*PROBLEM STATEMENT*
Exactly reproduce all the records, keeping pictures out of the copy.

Data records:
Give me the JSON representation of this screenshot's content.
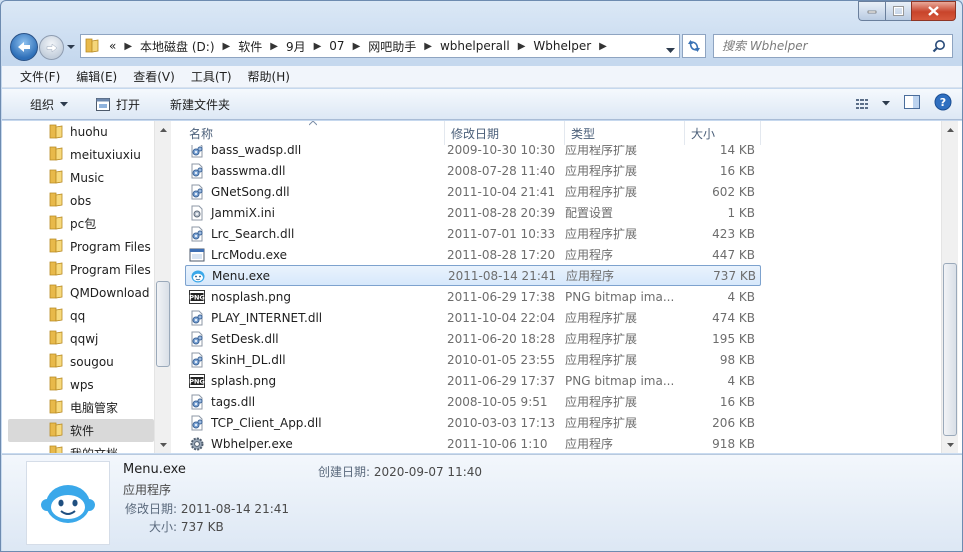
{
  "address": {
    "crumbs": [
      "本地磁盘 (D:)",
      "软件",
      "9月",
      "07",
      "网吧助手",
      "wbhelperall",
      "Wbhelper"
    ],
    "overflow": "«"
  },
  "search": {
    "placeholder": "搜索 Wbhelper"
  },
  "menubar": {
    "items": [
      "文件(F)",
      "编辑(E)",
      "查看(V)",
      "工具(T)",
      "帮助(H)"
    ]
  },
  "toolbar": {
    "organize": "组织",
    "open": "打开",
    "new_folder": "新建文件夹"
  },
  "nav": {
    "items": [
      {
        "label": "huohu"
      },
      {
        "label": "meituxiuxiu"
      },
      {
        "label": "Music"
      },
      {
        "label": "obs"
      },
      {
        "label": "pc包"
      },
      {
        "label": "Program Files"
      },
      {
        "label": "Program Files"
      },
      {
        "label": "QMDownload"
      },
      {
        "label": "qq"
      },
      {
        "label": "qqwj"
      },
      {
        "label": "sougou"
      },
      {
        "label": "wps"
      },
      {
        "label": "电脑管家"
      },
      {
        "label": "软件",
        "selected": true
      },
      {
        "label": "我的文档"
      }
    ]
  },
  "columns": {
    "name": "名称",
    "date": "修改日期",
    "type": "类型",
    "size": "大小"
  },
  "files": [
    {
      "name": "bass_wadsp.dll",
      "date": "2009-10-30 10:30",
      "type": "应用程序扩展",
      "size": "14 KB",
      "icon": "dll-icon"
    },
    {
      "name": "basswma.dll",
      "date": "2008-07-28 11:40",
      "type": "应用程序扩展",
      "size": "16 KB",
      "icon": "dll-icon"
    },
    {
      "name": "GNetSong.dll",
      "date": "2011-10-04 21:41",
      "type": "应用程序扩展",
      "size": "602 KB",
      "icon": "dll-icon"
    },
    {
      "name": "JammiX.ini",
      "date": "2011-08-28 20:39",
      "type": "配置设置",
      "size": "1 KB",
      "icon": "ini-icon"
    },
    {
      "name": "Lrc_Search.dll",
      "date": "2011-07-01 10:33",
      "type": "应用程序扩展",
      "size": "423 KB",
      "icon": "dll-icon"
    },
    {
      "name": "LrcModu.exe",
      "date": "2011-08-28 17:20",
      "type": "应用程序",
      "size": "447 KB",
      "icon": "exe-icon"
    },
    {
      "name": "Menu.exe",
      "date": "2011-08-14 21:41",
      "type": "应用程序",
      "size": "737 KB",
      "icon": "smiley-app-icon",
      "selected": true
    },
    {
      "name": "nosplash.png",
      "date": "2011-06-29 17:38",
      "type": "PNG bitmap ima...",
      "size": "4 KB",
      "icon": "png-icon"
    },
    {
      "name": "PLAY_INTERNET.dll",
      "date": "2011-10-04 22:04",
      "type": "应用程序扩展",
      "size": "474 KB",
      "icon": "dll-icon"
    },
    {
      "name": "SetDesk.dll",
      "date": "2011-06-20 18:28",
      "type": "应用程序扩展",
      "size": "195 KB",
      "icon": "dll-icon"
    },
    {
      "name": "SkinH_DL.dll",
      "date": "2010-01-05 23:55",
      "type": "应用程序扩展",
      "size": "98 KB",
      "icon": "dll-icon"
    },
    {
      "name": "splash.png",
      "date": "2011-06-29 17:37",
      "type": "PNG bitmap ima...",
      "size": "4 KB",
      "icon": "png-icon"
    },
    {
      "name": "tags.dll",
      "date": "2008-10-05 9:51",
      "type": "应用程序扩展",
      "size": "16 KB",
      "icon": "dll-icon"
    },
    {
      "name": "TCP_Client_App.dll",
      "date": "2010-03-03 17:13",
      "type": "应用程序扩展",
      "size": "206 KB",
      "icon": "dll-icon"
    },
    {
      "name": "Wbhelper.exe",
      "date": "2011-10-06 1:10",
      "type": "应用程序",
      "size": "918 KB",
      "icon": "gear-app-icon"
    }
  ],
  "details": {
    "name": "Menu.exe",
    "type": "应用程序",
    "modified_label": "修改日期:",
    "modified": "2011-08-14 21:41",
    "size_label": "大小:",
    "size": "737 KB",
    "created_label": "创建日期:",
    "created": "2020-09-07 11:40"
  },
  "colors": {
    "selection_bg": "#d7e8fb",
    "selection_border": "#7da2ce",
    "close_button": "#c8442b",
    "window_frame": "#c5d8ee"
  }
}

*TASK SOLUTION*
Give me the JSON representation of this screenshot's content.
{
  "address": {
    "crumbs": [
      "本地磁盘 (D:)",
      "软件",
      "9月",
      "07",
      "网吧助手",
      "wbhelperall",
      "Wbhelper"
    ],
    "overflow": "«"
  },
  "search": {
    "placeholder": "搜索 Wbhelper"
  },
  "menubar": {
    "items": [
      "文件(F)",
      "编辑(E)",
      "查看(V)",
      "工具(T)",
      "帮助(H)"
    ]
  },
  "toolbar": {
    "organize": "组织",
    "open": "打开",
    "new_folder": "新建文件夹"
  },
  "nav": {
    "items": [
      {
        "label": "huohu"
      },
      {
        "label": "meituxiuxiu"
      },
      {
        "label": "Music"
      },
      {
        "label": "obs"
      },
      {
        "label": "pc包"
      },
      {
        "label": "Program Files"
      },
      {
        "label": "Program Files"
      },
      {
        "label": "QMDownload"
      },
      {
        "label": "qq"
      },
      {
        "label": "qqwj"
      },
      {
        "label": "sougou"
      },
      {
        "label": "wps"
      },
      {
        "label": "电脑管家"
      },
      {
        "label": "软件",
        "selected": true
      },
      {
        "label": "我的文档"
      }
    ]
  },
  "columns": {
    "name": "名称",
    "date": "修改日期",
    "type": "类型",
    "size": "大小"
  },
  "files": [
    {
      "name": "bass_wadsp.dll",
      "date": "2009-10-30 10:30",
      "type": "应用程序扩展",
      "size": "14 KB",
      "icon": "dll-icon"
    },
    {
      "name": "basswma.dll",
      "date": "2008-07-28 11:40",
      "type": "应用程序扩展",
      "size": "16 KB",
      "icon": "dll-icon"
    },
    {
      "name": "GNetSong.dll",
      "date": "2011-10-04 21:41",
      "type": "应用程序扩展",
      "size": "602 KB",
      "icon": "dll-icon"
    },
    {
      "name": "JammiX.ini",
      "date": "2011-08-28 20:39",
      "type": "配置设置",
      "size": "1 KB",
      "icon": "ini-icon"
    },
    {
      "name": "Lrc_Search.dll",
      "date": "2011-07-01 10:33",
      "type": "应用程序扩展",
      "size": "423 KB",
      "icon": "dll-icon"
    },
    {
      "name": "LrcModu.exe",
      "date": "2011-08-28 17:20",
      "type": "应用程序",
      "size": "447 KB",
      "icon": "exe-icon"
    },
    {
      "name": "Menu.exe",
      "date": "2011-08-14 21:41",
      "type": "应用程序",
      "size": "737 KB",
      "icon": "smiley-app-icon",
      "selected": true
    },
    {
      "name": "nosplash.png",
      "date": "2011-06-29 17:38",
      "type": "PNG bitmap ima...",
      "size": "4 KB",
      "icon": "png-icon"
    },
    {
      "name": "PLAY_INTERNET.dll",
      "date": "2011-10-04 22:04",
      "type": "应用程序扩展",
      "size": "474 KB",
      "icon": "dll-icon"
    },
    {
      "name": "SetDesk.dll",
      "date": "2011-06-20 18:28",
      "type": "应用程序扩展",
      "size": "195 KB",
      "icon": "dll-icon"
    },
    {
      "name": "SkinH_DL.dll",
      "date": "2010-01-05 23:55",
      "type": "应用程序扩展",
      "size": "98 KB",
      "icon": "dll-icon"
    },
    {
      "name": "splash.png",
      "date": "2011-06-29 17:37",
      "type": "PNG bitmap ima...",
      "size": "4 KB",
      "icon": "png-icon"
    },
    {
      "name": "tags.dll",
      "date": "2008-10-05 9:51",
      "type": "应用程序扩展",
      "size": "16 KB",
      "icon": "dll-icon"
    },
    {
      "name": "TCP_Client_App.dll",
      "date": "2010-03-03 17:13",
      "type": "应用程序扩展",
      "size": "206 KB",
      "icon": "dll-icon"
    },
    {
      "name": "Wbhelper.exe",
      "date": "2011-10-06 1:10",
      "type": "应用程序",
      "size": "918 KB",
      "icon": "gear-app-icon"
    }
  ],
  "details": {
    "name": "Menu.exe",
    "type": "应用程序",
    "modified_label": "修改日期:",
    "modified": "2011-08-14 21:41",
    "size_label": "大小:",
    "size": "737 KB",
    "created_label": "创建日期:",
    "created": "2020-09-07 11:40"
  },
  "colors": {
    "selection_bg": "#d7e8fb",
    "selection_border": "#7da2ce",
    "close_button": "#c8442b",
    "window_frame": "#c5d8ee"
  }
}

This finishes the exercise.